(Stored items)
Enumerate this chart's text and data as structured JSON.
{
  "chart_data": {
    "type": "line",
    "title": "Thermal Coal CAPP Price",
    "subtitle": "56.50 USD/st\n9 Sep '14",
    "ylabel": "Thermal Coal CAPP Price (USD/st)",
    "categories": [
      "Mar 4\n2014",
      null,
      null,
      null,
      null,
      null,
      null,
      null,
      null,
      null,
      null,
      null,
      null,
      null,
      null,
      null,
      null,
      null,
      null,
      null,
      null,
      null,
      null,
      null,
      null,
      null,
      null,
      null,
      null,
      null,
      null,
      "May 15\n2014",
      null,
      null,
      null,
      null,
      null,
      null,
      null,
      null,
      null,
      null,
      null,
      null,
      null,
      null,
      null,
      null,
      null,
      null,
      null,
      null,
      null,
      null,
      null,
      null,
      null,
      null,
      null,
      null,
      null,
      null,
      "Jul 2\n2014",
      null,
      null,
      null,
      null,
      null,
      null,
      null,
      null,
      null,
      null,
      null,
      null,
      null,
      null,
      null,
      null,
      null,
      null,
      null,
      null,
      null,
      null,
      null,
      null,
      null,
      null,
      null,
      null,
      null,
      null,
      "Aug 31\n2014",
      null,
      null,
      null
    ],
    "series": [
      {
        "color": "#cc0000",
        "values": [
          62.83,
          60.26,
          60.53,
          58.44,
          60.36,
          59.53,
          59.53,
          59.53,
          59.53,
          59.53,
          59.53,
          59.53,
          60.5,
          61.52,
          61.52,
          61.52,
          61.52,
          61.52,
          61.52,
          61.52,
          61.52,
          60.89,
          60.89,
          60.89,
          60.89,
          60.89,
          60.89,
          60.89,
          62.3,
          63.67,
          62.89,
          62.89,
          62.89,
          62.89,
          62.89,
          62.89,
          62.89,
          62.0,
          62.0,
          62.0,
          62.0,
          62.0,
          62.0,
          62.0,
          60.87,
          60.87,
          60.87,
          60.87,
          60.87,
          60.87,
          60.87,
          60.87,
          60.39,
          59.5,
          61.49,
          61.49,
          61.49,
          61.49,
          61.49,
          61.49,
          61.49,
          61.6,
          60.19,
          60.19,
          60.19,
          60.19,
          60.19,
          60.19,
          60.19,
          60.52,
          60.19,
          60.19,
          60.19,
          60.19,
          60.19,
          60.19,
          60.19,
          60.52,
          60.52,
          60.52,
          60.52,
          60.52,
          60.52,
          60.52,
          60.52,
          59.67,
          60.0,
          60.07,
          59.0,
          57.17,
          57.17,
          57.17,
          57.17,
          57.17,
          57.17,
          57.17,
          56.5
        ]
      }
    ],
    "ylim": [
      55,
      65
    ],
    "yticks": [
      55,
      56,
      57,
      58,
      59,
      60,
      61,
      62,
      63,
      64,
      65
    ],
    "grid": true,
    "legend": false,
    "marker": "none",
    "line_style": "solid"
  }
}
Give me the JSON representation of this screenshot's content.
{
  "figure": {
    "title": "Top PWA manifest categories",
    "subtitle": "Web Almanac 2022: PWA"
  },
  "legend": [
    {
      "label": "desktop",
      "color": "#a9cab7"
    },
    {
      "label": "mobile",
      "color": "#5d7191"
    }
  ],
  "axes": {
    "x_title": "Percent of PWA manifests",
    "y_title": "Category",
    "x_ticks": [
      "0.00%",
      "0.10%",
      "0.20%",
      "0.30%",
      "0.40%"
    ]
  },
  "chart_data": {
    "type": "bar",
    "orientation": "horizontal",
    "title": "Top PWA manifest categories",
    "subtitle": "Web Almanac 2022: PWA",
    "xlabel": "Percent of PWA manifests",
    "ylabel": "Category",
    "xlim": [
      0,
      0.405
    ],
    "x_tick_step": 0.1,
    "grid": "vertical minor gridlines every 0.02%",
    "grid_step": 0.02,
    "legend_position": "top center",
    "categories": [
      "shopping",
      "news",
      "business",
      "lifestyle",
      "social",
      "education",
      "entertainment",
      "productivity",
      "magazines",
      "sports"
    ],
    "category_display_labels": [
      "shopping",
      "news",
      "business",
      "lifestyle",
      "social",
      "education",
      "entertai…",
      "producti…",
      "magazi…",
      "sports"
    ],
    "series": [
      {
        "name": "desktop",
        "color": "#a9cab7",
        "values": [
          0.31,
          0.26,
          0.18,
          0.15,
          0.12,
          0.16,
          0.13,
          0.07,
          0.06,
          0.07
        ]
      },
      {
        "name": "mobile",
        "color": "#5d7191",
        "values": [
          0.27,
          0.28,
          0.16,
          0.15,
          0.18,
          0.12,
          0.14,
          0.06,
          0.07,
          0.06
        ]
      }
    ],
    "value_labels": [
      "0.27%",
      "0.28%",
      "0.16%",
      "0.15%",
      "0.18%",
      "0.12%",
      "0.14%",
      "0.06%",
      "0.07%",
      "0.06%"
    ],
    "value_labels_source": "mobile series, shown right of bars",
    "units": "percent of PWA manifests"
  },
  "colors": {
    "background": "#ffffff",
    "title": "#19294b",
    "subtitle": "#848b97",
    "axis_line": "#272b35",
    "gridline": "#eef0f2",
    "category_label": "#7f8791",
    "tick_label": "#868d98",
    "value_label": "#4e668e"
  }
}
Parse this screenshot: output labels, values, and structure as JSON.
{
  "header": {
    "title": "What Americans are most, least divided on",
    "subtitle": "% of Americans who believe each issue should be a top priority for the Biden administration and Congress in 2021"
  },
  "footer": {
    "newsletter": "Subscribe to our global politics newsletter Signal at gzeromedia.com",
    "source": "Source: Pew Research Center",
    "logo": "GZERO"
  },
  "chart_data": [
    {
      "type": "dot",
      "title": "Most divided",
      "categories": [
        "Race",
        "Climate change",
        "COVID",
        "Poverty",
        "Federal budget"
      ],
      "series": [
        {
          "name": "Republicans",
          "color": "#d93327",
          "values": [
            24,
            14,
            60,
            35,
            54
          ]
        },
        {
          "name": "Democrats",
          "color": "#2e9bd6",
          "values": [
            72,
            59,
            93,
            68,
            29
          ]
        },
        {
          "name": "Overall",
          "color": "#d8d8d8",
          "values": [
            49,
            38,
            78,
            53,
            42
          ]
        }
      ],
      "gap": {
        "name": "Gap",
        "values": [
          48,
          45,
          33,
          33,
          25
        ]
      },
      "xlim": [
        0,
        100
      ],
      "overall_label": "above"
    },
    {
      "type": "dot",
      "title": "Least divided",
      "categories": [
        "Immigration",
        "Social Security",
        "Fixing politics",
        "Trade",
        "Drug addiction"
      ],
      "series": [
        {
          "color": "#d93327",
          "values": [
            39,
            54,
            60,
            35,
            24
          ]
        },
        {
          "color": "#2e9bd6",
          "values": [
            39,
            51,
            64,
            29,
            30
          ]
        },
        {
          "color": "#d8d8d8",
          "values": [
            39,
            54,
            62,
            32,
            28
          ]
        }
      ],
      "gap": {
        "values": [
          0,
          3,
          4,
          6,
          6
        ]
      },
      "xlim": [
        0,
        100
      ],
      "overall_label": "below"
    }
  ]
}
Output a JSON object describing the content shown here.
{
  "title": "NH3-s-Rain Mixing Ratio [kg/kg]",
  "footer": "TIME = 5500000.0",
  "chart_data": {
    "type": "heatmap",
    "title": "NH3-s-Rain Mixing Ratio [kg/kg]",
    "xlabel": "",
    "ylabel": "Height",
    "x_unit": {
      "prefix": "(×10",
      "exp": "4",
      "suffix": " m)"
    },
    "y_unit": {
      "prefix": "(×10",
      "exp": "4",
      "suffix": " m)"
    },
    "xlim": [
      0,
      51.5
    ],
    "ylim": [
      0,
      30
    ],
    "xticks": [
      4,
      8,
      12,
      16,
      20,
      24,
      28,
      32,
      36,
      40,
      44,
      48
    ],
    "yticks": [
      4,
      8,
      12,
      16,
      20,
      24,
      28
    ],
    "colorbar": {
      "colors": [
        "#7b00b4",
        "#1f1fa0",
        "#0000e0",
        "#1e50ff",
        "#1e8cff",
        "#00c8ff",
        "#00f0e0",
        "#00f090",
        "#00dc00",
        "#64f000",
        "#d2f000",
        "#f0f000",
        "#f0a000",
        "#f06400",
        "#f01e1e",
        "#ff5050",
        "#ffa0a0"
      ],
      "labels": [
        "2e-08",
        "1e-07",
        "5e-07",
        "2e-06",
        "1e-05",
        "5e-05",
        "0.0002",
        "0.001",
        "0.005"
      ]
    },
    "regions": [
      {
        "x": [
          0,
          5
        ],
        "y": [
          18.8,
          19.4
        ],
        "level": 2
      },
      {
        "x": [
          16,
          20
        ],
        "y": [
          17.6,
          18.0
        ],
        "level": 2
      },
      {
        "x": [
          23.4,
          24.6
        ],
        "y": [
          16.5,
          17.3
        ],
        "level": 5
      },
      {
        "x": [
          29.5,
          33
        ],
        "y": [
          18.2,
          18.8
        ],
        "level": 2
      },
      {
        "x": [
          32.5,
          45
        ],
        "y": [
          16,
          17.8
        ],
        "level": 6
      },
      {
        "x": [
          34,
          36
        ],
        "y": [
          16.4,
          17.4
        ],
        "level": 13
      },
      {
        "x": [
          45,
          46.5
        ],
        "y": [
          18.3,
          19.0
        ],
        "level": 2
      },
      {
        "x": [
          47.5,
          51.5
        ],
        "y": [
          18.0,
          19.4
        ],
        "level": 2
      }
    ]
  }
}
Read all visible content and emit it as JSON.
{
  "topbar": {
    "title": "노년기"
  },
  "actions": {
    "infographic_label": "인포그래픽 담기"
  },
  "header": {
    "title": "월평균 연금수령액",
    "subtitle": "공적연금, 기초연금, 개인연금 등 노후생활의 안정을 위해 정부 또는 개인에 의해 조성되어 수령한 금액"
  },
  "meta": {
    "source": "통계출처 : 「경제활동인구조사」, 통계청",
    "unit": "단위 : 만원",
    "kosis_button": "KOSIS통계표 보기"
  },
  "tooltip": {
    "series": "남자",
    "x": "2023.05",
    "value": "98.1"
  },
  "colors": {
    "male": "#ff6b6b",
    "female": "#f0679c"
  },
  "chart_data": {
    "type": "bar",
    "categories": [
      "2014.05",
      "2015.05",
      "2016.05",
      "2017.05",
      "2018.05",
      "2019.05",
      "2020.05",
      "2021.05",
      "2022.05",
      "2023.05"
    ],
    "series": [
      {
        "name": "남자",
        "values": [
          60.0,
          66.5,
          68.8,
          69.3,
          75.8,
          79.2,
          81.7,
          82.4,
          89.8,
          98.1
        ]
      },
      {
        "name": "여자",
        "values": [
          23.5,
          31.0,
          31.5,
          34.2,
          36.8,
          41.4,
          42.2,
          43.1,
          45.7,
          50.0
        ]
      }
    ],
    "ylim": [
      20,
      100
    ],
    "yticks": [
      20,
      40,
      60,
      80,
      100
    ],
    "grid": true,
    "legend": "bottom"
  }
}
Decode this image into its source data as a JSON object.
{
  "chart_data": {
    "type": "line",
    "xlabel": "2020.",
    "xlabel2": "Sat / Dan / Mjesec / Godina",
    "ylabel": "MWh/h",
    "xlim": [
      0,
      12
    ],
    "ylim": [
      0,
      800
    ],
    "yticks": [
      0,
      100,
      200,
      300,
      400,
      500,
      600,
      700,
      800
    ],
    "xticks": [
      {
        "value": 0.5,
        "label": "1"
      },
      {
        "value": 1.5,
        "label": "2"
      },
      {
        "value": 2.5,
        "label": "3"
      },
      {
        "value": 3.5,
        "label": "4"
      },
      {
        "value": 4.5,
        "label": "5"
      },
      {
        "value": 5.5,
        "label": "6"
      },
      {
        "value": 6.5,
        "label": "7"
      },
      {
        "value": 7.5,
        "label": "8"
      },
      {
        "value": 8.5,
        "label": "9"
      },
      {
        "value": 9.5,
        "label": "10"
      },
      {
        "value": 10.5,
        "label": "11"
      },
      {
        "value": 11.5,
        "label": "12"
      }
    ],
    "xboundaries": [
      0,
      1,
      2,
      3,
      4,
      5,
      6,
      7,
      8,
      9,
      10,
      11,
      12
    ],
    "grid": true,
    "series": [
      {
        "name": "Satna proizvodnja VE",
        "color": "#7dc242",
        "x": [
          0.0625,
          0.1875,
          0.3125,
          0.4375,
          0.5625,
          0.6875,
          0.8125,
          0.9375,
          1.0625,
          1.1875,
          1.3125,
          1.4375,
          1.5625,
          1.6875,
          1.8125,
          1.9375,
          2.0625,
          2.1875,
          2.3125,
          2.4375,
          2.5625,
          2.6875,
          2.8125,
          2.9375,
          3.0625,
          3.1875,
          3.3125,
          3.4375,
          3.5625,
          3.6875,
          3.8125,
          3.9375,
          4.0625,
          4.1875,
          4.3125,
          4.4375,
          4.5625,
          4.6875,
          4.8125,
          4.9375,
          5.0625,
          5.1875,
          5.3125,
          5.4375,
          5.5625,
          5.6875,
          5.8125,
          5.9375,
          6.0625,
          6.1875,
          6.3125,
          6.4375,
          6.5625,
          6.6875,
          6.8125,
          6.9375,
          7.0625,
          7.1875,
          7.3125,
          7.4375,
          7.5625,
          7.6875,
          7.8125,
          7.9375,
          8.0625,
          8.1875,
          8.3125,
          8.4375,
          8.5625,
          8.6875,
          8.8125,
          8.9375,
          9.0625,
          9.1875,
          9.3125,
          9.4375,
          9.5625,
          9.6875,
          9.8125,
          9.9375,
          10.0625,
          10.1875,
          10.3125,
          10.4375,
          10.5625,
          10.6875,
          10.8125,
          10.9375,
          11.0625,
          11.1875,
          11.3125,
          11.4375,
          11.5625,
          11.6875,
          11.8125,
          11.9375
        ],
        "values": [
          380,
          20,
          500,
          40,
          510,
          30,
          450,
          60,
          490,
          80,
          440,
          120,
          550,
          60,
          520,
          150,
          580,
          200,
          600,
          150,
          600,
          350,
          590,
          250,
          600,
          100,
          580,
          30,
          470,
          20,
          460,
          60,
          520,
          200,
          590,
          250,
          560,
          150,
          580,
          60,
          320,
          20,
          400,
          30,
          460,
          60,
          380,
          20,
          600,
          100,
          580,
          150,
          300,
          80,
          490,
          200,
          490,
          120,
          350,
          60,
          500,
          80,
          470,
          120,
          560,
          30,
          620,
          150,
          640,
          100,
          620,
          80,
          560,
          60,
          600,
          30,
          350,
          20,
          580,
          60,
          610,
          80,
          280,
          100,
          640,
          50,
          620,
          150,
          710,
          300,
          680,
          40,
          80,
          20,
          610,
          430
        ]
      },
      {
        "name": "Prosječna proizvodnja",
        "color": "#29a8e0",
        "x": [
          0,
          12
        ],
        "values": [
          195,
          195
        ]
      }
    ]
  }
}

EXERCISE BRIEF -
Go through the preceding material and copy each line that has the word "proizvodnja".

WRITTEN SOLUTION -
        "name": "Satna proizvodnja VE",
        "name": "Prosječna proizvodnja",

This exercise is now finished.